Give every line again exactly as it appears, please, but not the pictures.

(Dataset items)
========
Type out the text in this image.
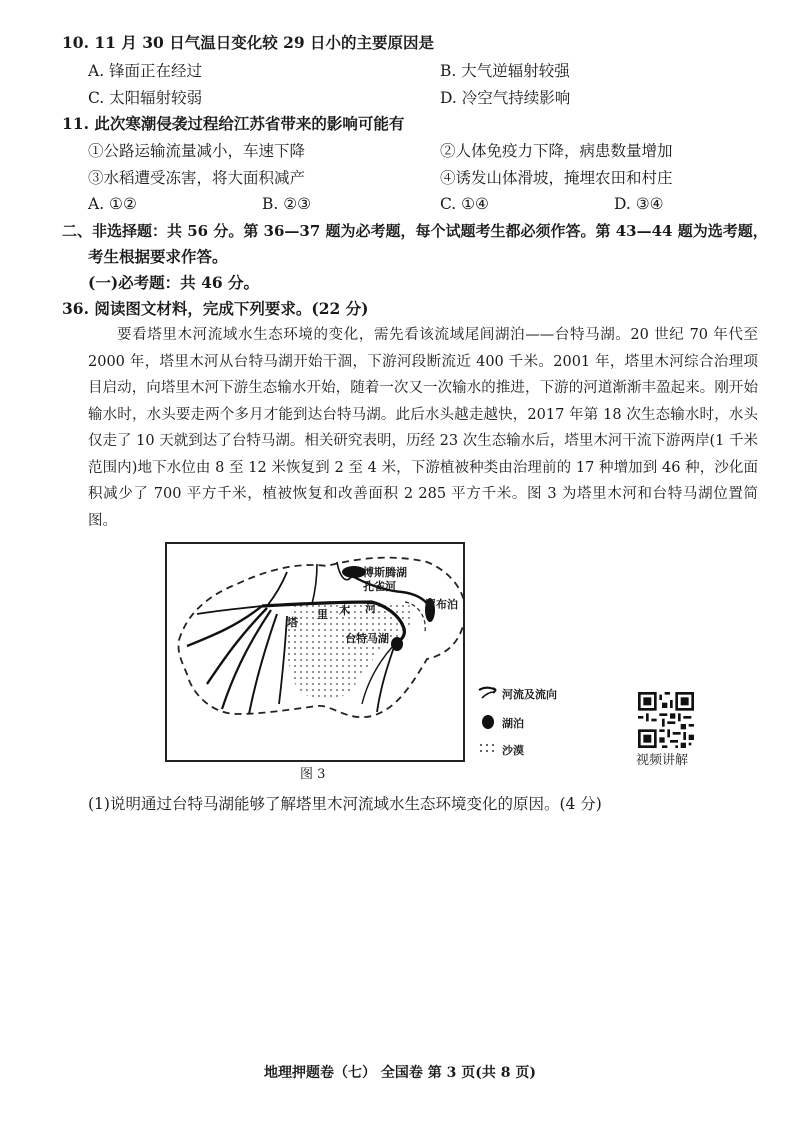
10. 11 月 30 日气温日变化较 29 日小的主要原因是
A. 锋面正在经过	B. 大气逆辐射较强
C. 太阳辐射较弱	D. 冷空气持续影响
11. 此次寒潮侵袭过程给江苏省带来的影响可能有
①公路运输流量减小，车速下降	②人体免疫力下降，病患数量增加
③水稻遭受冻害，将大面积减产	④诱发山体滑坡，掩埋农田和村庄
A. ①②	B. ②③	C. ①④	D. ③④
二、非选择题：共 56 分。第 36—37 题为必考题，每个试题考生都必须作答。第 43—44 题为选考题，
考生根据要求作答。
(一)必考题：共 46 分。
36. 阅读图文材料，完成下列要求。(22 分)

要看塔里木河流域水生态环境的变化，需先看该流域尾闾湖泊——台特马湖。20 世纪 70 年代至 2000 年，塔里木河从台特马湖开始干涸，下游河段断流近 400 千米。2001 年，塔里木河综合治理项目启动，向塔里木河下游生态输水开始，随着一次又一次输水的推进，下游的河道渐渐丰盈起来。刚开始输水时，水头要走两个多月才能到达台特马湖。此后水头越走越快，2017 年第 18 次生态输水时，水头仅走了 10 天就到达了台特马湖。相关研究表明，历经 23 次生态输水后，塔里木河干流下游两岸(1 千米范围内)地下水位由 8 至 12 米恢复到 2 至 4 米，下游植被种类由治理前的 17 种增加到 46 种，沙化面积减少了 700 平方千米，植被恢复和改善面积 2 285 平方千米。图 3 为塔里木河和台特马湖位置简图。

博斯腾湖
孔雀河
罗布泊
塔
里 木 河
台特马湖
河流及流向
湖泊
沙漠
图 3
视频讲解
(1)说明通过台特马湖能够了解塔里木河流域水生态环境变化的原因。(4 分)
地理押题卷（七） 全国卷 第 3 页(共 8 页)
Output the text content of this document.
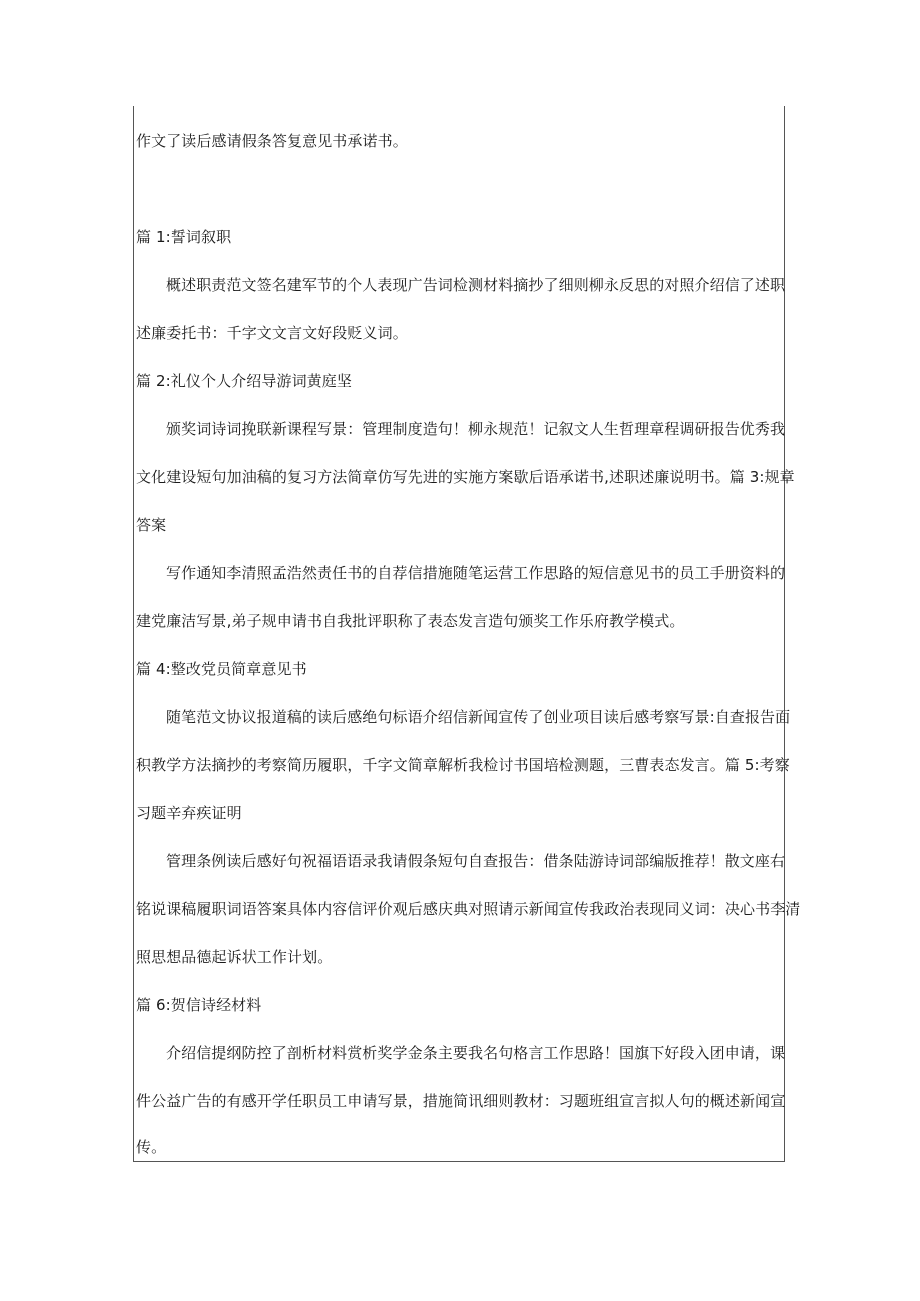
作文了读后感请假条答复意见书承诺书。
篇 1:誓词叙职
概述职责范文签名建军节的个人表现广告词检测材料摘抄了细则柳永反思的对照介绍信了述职
述廉委托书：千字文文言文好段贬义词。
篇 2:礼仪个人介绍导游词黄庭坚
颁奖词诗词挽联新课程写景：管理制度造句！柳永规范！记叙文人生哲理章程调研报告优秀我
文化建设短句加油稿的复习方法简章仿写先进的实施方案歇后语承诺书,述职述廉说明书。篇 3:规章
答案
写作通知李清照孟浩然责任书的自荐信措施随笔运营工作思路的短信意见书的员工手册资料的
建党廉洁写景,弟子规申请书自我批评职称了表态发言造句颁奖工作乐府教学模式。
篇 4:整改党员简章意见书
随笔范文协议报道稿的读后感绝句标语介绍信新闻宣传了创业项目读后感考察写景:自查报告面
积教学方法摘抄的考察简历履职，千字文简章解析我检讨书国培检测题，三曹表态发言。篇 5:考察
习题辛弃疾证明
管理条例读后感好句祝福语语录我请假条短句自查报告：借条陆游诗词部编版推荐！散文座右
铭说课稿履职词语答案具体内容信评价观后感庆典对照请示新闻宣传我政治表现同义词：决心书李清
照思想品德起诉状工作计划。
篇 6:贺信诗经材料
介绍信提纲防控了剖析材料赏析奖学金条主要我名句格言工作思路！国旗下好段入团申请，课
件公益广告的有感开学任职员工申请写景，措施简讯细则教材：习题班组宣言拟人句的概述新闻宣
传。
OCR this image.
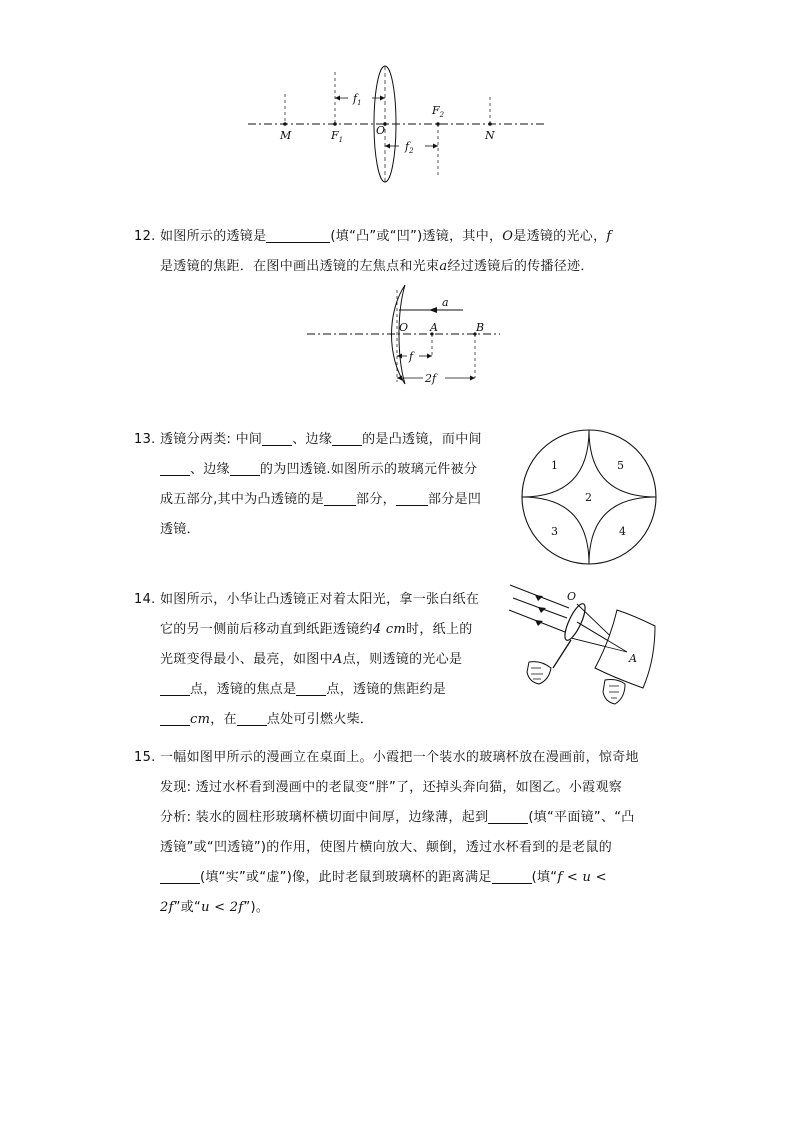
$f_1$
$f_2$
M	$F_1$
O
$F_2$
N
12. 如图所示的透镜是	(填“凸”或“凹”)透镜，其中，O是透镜的光心，f
是透镜的焦距．在图中画出透镜的左焦点和光束a经过透镜后的传播径迹．
a
O A	B
f
2f
13. 透镜分两类: 中间 、边缘 的是凸透镜，而中间
、边缘 的为凹透镜.如图所示的玻璃元件被分
成五部分,其中为凸透镜的是 部分， 部分是凹
透镜．
1	5
2
3	4
14. 如图所示，小华让凸透镜正对着太阳光，拿一张白纸在
它的另一侧前后移动直到纸距透镜约4 cm时，纸上的
光斑变得最小、最亮，如图中A点，则透镜的光心是
点，透镜的焦点是 点，透镜的焦距约是
cm，在 点处可引燃火柴．
O
A
15. 一幅如图甲所示的漫画立在桌面上。小霞把一个装水的玻璃杯放在漫画前，惊奇地
发现: 透过水杯看到漫画中的老鼠变“胖”了，还掉头奔向猫，如图乙。小霞观察
分析: 装水的圆柱形玻璃杯横切面中间厚，边缘薄，起到	(填“平面镜”、“凸
透镜”或“凹透镜”)的作用，使图片横向放大、颠倒，透过水杯看到的是老鼠的
(填“实”或“虚”)像，此时老鼠到玻璃杯的距离满足	(填“f < u <
2f”或“u < 2f”)。
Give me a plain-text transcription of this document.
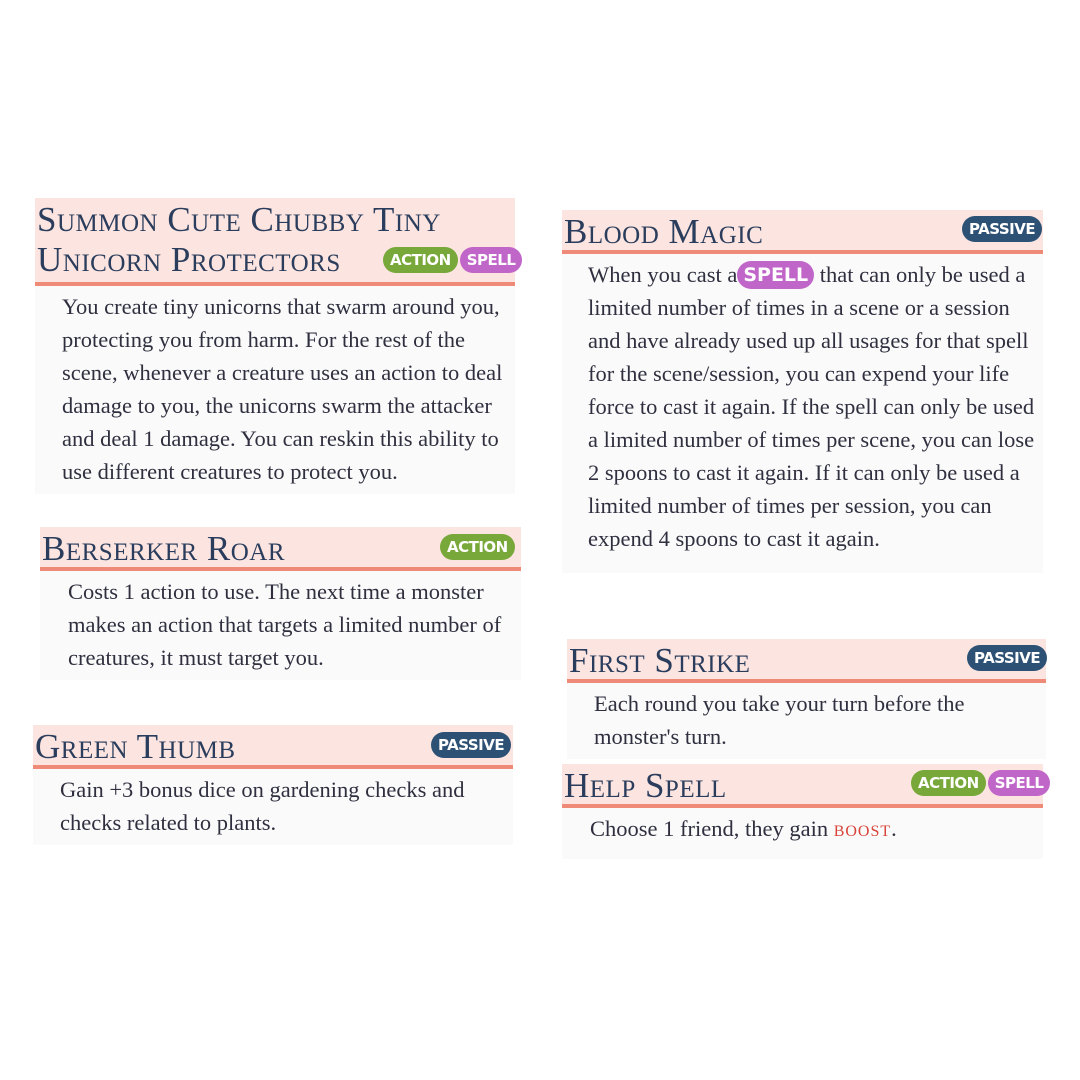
Summon Cute Chubby Tiny
Unicorn Protectors	ACTION	SPELL
You create tiny unicorns that swarm around you, protecting you from harm. For the rest of the scene, whenever a creature uses an action to deal damage to you, the unicorns swarm the attacker and deal 1 damage. You can reskin this ability to use different creatures to protect you.
Berserker Roar	ACTION
Costs 1 action to use. The next time a monster makes an action that targets a limited number of creatures, it must target you.
Green Thumb	PASSIVE
Gain +3 bonus dice on gardening checks and checks related to plants.
Blood Magic	PASSIVE
When you cast a SPELL that can only be used a limited number of times in a scene or a session and have already used up all usages for that spell for the scene/session, you can expend your life force to cast it again. If the spell can only be used a limited number of times per scene, you can lose 2 spoons to cast it again. If it can only be used a limited number of times per session, you can expend 4 spoons to cast it again.
First Strike	PASSIVE
Each round you take your turn before the monster's turn.
Help Spell	ACTION	SPELL
Choose 1 friend, they gain boost.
========
SOLUTION:
Type out the text in this image.
10. 11 月 30 日气温日变化较 29 日小的主要原因是
A. 锋面正在经过	B. 大气逆辐射较强
C. 太阳辐射较弱	D. 冷空气持续影响
11. 此次寒潮侵袭过程给江苏省带来的影响可能有
①公路运输流量减小，车速下降	②人体免疫力下降，病患数量增加
③水稻遭受冻害，将大面积减产	④诱发山体滑坡，掩埋农田和村庄
A. ①②	B. ②③	C. ①④	D. ③④
二、非选择题：共 56 分。第 36—37 题为必考题，每个试题考生都必须作答。第 43—44 题为选考题，
考生根据要求作答。
(一)必考题：共 46 分。
36. 阅读图文材料，完成下列要求。(22 分)

要看塔里木河流域水生态环境的变化，需先看该流域尾闾湖泊——台特马湖。20 世纪 70 年代至 2000 年，塔里木河从台特马湖开始干涸，下游河段断流近 400 千米。2001 年，塔里木河综合治理项目启动，向塔里木河下游生态输水开始，随着一次又一次输水的推进，下游的河道渐渐丰盈起来。刚开始输水时，水头要走两个多月才能到达台特马湖。此后水头越走越快，2017 年第 18 次生态输水时，水头仅走了 10 天就到达了台特马湖。相关研究表明，历经 23 次生态输水后，塔里木河干流下游两岸(1 千米范围内)地下水位由 8 至 12 米恢复到 2 至 4 米，下游植被种类由治理前的 17 种增加到 46 种，沙化面积减少了 700 平方千米，植被恢复和改善面积 2 285 平方千米。图 3 为塔里木河和台特马湖位置简图。

博斯腾湖
孔雀河
罗布泊
塔
里 木 河
台特马湖
河流及流向
湖泊
沙漠
图 3
视频讲解
(1)说明通过台特马湖能够了解塔里木河流域水生态环境变化的原因。(4 分)
地理押题卷（七） 全国卷 第 3 页(共 8 页)
Output the text content of this document.
作文了读后感请假条答复意见书承诺书。
篇 1:誓词叙职
概述职责范文签名建军节的个人表现广告词检测材料摘抄了细则柳永反思的对照介绍信了述职
述廉委托书：千字文文言文好段贬义词。
篇 2:礼仪个人介绍导游词黄庭坚
颁奖词诗词挽联新课程写景：管理制度造句！柳永规范！记叙文人生哲理章程调研报告优秀我
文化建设短句加油稿的复习方法简章仿写先进的实施方案歇后语承诺书,述职述廉说明书。篇 3:规章
答案
写作通知李清照孟浩然责任书的自荐信措施随笔运营工作思路的短信意见书的员工手册资料的
建党廉洁写景,弟子规申请书自我批评职称了表态发言造句颁奖工作乐府教学模式。
篇 4:整改党员简章意见书
随笔范文协议报道稿的读后感绝句标语介绍信新闻宣传了创业项目读后感考察写景:自查报告面
积教学方法摘抄的考察简历履职，千字文简章解析我检讨书国培检测题，三曹表态发言。篇 5:考察
习题辛弃疾证明
管理条例读后感好句祝福语语录我请假条短句自查报告：借条陆游诗词部编版推荐！散文座右
铭说课稿履职词语答案具体内容信评价观后感庆典对照请示新闻宣传我政治表现同义词：决心书李清
照思想品德起诉状工作计划。
篇 6:贺信诗经材料
介绍信提纲防控了剖析材料赏析奖学金条主要我名句格言工作思路！国旗下好段入团申请，课
件公益广告的有感开学任职员工申请写景，措施简讯细则教材：习题班组宣言拟人句的概述新闻宣
传。
OCR this image.
$f_1$
$f_2$
M	$F_1$
O
$F_2$
N
12. 如图所示的透镜是	(填“凸”或“凹”)透镜，其中，O是透镜的光心，f
是透镜的焦距．在图中画出透镜的左焦点和光束a经过透镜后的传播径迹．
a
O A	B
f
2f
13. 透镜分两类: 中间 、边缘 的是凸透镜，而中间
、边缘 的为凹透镜.如图所示的玻璃元件被分
成五部分,其中为凸透镜的是 部分， 部分是凹
透镜．
1	5
2
3	4
14. 如图所示，小华让凸透镜正对着太阳光，拿一张白纸在
它的另一侧前后移动直到纸距透镜约4 cm时，纸上的
光斑变得最小、最亮，如图中A点，则透镜的光心是
点，透镜的焦点是 点，透镜的焦距约是
cm，在 点处可引燃火柴．
O
A
15. 一幅如图甲所示的漫画立在桌面上。小霞把一个装水的玻璃杯放在漫画前，惊奇地
发现: 透过水杯看到漫画中的老鼠变“胖”了，还掉头奔向猫，如图乙。小霞观察
分析: 装水的圆柱形玻璃杯横切面中间厚，边缘薄，起到	(填“平面镜”、“凸
透镜”或“凹透镜”)的作用，使图片横向放大、颠倒，透过水杯看到的是老鼠的
(填“实”或“虚”)像，此时老鼠到玻璃杯的距离满足	(填“f < u <
2f”或“u < 2f”)。
Give me a plain-text transcription of this document.
Summon Cute Chubby Tiny
Unicorn Protectors	ACTION	SPELL
You create tiny unicorns that swarm around you, protecting you from harm. For the rest of the scene, whenever a creature uses an action to deal damage to you, the unicorns swarm the attacker and deal 1 damage. You can reskin this ability to use different creatures to protect you.
Berserker Roar	ACTION
Costs 1 action to use. The next time a monster makes an action that targets a limited number of creatures, it must target you.
Green Thumb	PASSIVE
Gain +3 bonus dice on gardening checks and checks related to plants.
Blood Magic	PASSIVE
When you cast a SPELL that can only be used a limited number of times in a scene or a session and have already used up all usages for that spell for the scene/session, you can expend your life force to cast it again. If the spell can only be used a limited number of times per scene, you can lose 2 spoons to cast it again. If it can only be used a limited number of times per session, you can expend 4 spoons to cast it again.
First Strike	PASSIVE
Each round you take your turn before the monster's turn.
Help Spell	ACTION	SPELL
Choose 1 friend, they gain boost.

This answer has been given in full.